> Aim
Copy everything in the listing below word for word, apart from any images.
_____
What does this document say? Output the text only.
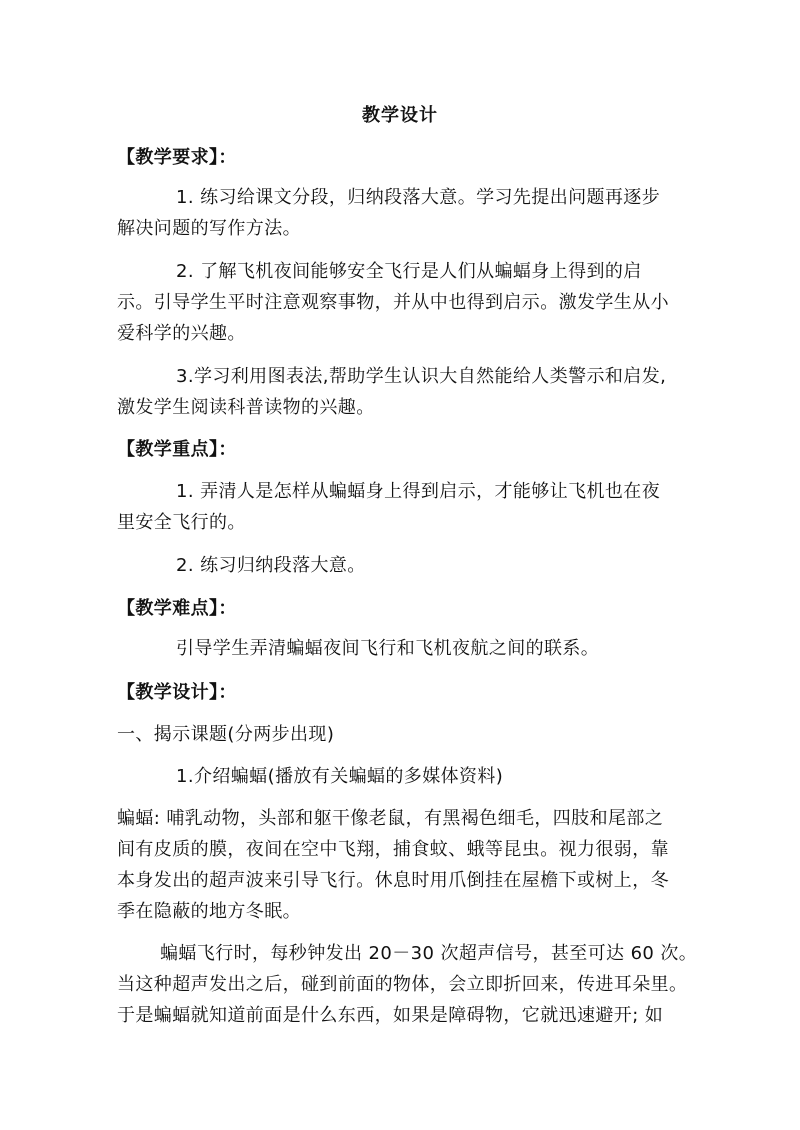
教学设计
【教学要求】：
1. 练习给课文分段，归纳段落大意。学习先提出问题再逐步
解决问题的写作方法。
2. 了解飞机夜间能够安全飞行是人们从蝙蝠身上得到的启
示。引导学生平时注意观察事物，并从中也得到启示。激发学生从小
爱科学的兴趣。
3.学习利用图表法,帮助学生认识大自然能给人类警示和启发,
激发学生阅读科普读物的兴趣。
【教学重点】：
1. 弄清人是怎样从蝙蝠身上得到启示，才能够让飞机也在夜
里安全飞行的。
2. 练习归纳段落大意。
【教学难点】：
引导学生弄清蝙蝠夜间飞行和飞机夜航之间的联系。
【教学设计】：
一、揭示课题(分两步出现)
1.介绍蝙蝠(播放有关蝙蝠的多媒体资料)
蝙蝠: 哺乳动物，头部和躯干像老鼠，有黑褐色细毛，四肢和尾部之
间有皮质的膜，夜间在空中飞翔，捕食蚊、蛾等昆虫。视力很弱，靠
本身发出的超声波来引导飞行。休息时用爪倒挂在屋檐下或树上，冬
季在隐蔽的地方冬眠。
蝙蝠飞行时，每秒钟发出 20－30 次超声信号，甚至可达 60 次。
当这种超声发出之后，碰到前面的物体，会立即折回来，传进耳朵里。
于是蝙蝠就知道前面是什么东西，如果是障碍物，它就迅速避开; 如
_____
> The response
What does this document say? Output the text only.
教学设计
【教学要求】：
1. 练习给课文分段，归纳段落大意。学习先提出问题再逐步
解决问题的写作方法。
2. 了解飞机夜间能够安全飞行是人们从蝙蝠身上得到的启
示。引导学生平时注意观察事物，并从中也得到启示。激发学生从小
爱科学的兴趣。
3.学习利用图表法,帮助学生认识大自然能给人类警示和启发,
激发学生阅读科普读物的兴趣。
【教学重点】：
1. 弄清人是怎样从蝙蝠身上得到启示，才能够让飞机也在夜
里安全飞行的。
2. 练习归纳段落大意。
【教学难点】：
引导学生弄清蝙蝠夜间飞行和飞机夜航之间的联系。
【教学设计】：
一、揭示课题(分两步出现)
1.介绍蝙蝠(播放有关蝙蝠的多媒体资料)
蝙蝠: 哺乳动物，头部和躯干像老鼠，有黑褐色细毛，四肢和尾部之
间有皮质的膜，夜间在空中飞翔，捕食蚊、蛾等昆虫。视力很弱，靠
本身发出的超声波来引导飞行。休息时用爪倒挂在屋檐下或树上，冬
季在隐蔽的地方冬眠。
蝙蝠飞行时，每秒钟发出 20－30 次超声信号，甚至可达 60 次。
当这种超声发出之后，碰到前面的物体，会立即折回来，传进耳朵里。
于是蝙蝠就知道前面是什么东西，如果是障碍物，它就迅速避开; 如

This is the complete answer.